Aim of the exercise
Please find all lines in the data that hold the string "this" and copy them.

Input data
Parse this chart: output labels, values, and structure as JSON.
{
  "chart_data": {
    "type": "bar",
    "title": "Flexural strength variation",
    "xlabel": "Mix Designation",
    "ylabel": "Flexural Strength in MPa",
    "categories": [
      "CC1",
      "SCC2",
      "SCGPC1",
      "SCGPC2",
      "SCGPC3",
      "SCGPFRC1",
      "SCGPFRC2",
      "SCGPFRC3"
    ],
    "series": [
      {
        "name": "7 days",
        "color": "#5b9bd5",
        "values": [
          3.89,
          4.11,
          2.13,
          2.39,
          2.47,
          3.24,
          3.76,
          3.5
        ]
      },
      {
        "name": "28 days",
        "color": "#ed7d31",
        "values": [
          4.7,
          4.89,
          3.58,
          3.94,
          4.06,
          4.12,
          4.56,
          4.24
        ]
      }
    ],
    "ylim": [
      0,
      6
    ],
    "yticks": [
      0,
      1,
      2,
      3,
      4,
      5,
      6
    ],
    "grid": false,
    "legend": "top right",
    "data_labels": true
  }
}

---

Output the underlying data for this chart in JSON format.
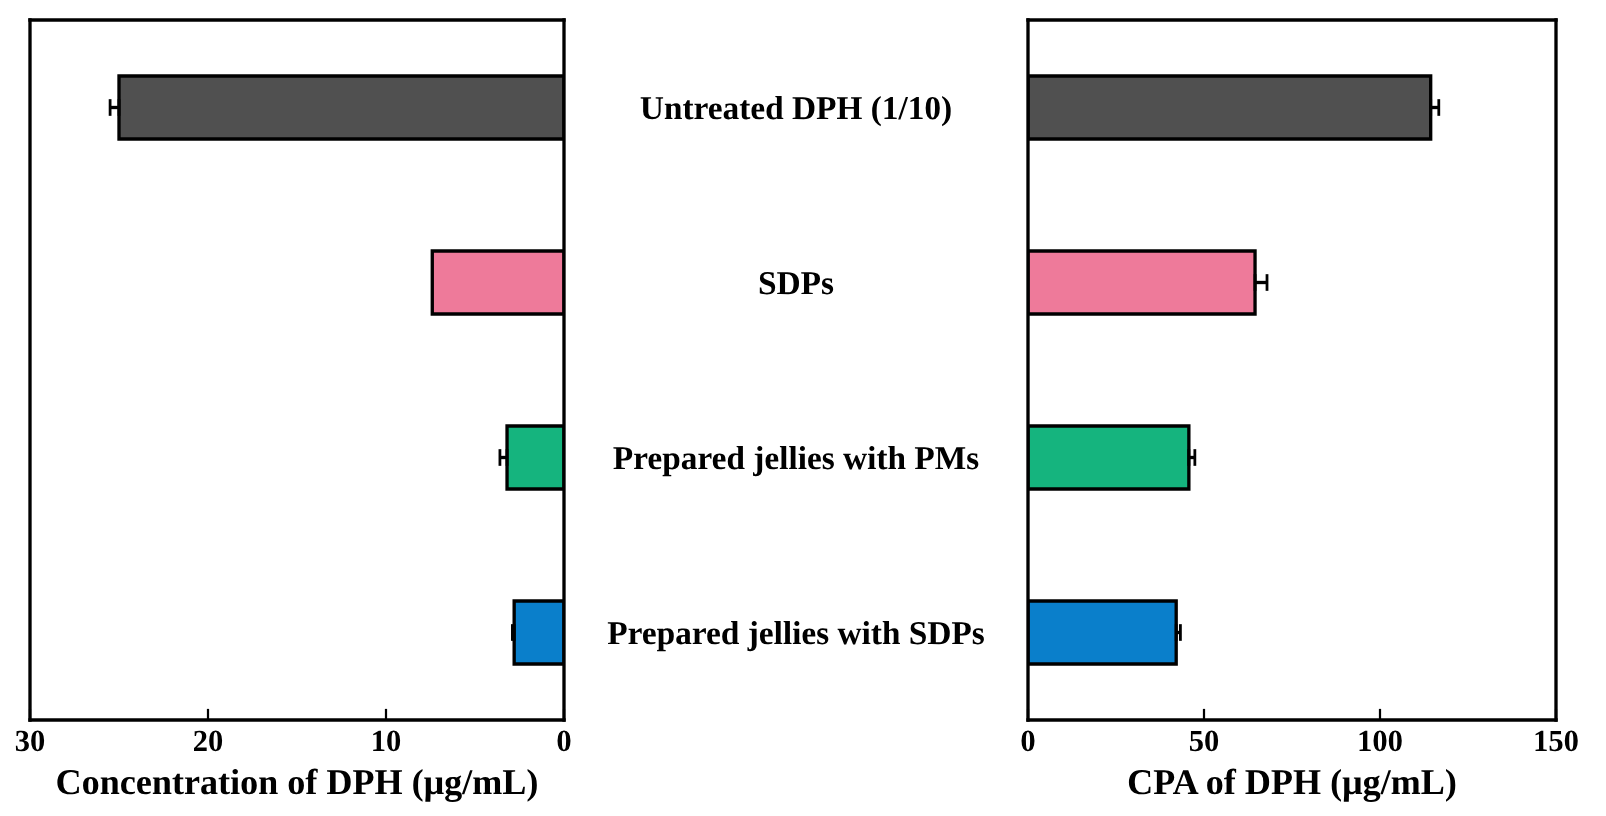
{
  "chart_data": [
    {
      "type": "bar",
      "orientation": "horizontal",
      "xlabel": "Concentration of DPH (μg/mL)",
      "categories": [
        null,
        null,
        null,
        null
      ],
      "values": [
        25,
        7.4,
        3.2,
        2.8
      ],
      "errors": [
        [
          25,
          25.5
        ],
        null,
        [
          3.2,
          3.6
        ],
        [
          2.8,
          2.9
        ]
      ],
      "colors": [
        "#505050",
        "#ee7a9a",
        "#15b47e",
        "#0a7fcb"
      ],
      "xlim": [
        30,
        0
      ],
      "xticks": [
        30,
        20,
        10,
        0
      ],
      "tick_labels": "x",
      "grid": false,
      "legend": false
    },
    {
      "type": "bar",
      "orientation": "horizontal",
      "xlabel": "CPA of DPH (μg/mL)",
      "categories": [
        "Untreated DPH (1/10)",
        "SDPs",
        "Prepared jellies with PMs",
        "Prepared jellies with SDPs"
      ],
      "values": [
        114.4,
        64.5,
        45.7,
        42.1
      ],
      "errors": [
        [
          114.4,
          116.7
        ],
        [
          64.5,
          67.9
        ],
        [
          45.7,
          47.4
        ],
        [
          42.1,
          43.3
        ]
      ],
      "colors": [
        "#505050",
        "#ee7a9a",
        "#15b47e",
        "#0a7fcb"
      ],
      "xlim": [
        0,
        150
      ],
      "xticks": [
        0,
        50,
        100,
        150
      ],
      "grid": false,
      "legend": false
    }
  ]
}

Response below
Parse this chart: output labels, values, and structure as JSON.
Output the underlying data for this chart in JSON format.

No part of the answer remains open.